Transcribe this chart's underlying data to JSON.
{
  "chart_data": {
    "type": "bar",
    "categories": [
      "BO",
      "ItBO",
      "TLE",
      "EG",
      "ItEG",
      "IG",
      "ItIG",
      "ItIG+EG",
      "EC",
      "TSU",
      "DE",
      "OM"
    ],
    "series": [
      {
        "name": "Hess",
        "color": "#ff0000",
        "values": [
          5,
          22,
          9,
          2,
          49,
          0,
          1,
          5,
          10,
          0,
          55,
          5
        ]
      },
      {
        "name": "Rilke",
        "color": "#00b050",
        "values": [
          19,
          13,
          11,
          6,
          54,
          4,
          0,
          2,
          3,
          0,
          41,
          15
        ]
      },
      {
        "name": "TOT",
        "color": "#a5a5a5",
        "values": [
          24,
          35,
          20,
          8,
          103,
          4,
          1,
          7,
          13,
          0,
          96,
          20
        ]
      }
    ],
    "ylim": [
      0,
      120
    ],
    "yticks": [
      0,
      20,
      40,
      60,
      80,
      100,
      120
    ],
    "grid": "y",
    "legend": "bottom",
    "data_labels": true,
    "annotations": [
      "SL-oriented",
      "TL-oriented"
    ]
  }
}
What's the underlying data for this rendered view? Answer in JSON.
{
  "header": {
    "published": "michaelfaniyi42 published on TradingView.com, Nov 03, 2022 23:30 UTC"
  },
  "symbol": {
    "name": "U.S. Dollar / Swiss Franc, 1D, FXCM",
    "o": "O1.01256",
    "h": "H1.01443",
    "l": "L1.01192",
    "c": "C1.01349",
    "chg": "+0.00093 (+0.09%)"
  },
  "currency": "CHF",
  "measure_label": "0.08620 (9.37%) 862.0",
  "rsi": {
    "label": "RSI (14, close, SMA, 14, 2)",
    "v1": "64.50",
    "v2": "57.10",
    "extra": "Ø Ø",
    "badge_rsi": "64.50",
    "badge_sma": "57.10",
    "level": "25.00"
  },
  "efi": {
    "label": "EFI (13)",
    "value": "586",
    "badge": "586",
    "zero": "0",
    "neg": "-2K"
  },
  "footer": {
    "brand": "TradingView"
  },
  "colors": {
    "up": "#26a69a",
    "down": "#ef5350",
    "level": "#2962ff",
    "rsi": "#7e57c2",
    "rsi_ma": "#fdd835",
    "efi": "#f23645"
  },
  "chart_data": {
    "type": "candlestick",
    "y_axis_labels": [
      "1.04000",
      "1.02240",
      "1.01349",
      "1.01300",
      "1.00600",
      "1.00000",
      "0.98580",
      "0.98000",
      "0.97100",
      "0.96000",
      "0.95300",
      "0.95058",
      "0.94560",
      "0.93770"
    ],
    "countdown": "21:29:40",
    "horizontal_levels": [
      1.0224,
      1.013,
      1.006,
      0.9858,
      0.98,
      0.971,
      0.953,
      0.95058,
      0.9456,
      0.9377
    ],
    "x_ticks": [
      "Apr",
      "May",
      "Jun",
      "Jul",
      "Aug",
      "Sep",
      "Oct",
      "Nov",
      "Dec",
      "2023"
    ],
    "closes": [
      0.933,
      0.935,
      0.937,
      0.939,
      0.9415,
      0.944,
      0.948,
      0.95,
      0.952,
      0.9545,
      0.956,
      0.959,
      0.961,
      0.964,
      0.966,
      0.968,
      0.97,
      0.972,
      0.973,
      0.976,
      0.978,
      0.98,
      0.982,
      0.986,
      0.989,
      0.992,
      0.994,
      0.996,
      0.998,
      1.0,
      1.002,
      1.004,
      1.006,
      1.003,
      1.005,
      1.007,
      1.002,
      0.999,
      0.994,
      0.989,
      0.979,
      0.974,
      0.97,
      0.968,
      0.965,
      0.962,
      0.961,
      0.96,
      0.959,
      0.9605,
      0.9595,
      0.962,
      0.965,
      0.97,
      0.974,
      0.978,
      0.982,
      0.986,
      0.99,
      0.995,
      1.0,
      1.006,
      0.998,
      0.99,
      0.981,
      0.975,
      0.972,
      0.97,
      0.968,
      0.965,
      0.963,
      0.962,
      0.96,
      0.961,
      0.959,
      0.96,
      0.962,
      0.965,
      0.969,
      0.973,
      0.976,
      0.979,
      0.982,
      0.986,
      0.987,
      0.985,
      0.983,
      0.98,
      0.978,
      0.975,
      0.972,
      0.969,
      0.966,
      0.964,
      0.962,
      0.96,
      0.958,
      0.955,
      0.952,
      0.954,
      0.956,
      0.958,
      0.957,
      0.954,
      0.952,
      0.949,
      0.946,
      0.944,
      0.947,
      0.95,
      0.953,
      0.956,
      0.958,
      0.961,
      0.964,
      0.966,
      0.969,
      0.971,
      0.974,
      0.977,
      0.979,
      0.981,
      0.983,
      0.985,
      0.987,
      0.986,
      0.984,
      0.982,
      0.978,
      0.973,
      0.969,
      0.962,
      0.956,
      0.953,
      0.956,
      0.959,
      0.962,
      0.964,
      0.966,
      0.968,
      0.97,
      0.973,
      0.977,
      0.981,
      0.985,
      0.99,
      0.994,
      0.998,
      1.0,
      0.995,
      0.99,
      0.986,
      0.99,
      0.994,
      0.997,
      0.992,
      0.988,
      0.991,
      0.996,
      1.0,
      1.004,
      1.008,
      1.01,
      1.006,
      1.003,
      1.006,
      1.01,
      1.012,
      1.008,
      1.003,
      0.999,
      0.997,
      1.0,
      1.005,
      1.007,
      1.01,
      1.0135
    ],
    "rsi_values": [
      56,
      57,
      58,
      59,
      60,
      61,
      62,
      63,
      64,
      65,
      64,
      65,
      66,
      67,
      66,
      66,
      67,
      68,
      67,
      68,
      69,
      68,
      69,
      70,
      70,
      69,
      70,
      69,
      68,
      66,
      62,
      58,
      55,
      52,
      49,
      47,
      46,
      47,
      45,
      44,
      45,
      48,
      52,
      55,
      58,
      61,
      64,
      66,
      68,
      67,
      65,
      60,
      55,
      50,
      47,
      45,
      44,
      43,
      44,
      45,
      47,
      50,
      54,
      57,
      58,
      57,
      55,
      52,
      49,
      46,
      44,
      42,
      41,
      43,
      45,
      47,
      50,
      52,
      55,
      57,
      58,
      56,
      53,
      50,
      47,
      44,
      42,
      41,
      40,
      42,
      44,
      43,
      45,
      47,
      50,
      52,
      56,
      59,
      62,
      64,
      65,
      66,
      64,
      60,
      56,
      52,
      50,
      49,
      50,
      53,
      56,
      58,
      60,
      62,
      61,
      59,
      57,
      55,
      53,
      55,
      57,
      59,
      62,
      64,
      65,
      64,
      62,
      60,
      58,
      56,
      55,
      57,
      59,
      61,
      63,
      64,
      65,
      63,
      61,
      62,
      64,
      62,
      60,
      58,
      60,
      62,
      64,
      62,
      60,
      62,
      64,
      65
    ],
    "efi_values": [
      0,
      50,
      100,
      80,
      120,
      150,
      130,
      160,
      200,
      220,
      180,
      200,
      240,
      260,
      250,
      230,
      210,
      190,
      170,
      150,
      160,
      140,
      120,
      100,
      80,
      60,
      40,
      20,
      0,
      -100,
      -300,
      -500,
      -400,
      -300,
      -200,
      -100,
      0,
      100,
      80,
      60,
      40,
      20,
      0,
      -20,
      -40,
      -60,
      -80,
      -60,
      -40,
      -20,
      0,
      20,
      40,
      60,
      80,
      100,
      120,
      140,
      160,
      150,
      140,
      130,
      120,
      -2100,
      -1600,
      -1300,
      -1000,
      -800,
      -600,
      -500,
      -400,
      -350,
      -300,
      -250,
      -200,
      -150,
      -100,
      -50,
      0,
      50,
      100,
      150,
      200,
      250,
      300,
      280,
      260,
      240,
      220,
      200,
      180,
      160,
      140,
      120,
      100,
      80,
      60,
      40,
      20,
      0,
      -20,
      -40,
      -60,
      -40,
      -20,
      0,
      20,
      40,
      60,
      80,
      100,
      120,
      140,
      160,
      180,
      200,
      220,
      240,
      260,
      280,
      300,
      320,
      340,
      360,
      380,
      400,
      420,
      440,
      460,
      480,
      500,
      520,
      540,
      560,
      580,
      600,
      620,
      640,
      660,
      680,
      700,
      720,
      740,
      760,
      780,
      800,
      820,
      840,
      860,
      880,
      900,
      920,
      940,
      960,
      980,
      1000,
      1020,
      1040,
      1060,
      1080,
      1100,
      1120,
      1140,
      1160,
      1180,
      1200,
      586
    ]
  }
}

• • • • • • •

→ Problem requirements: Copy every line of the records above that contains "underlying".

→ Answer for the task:
Transcribe this chart's underlying data to JSON.
What's the underlying data for this rendered view? Answer in JSON.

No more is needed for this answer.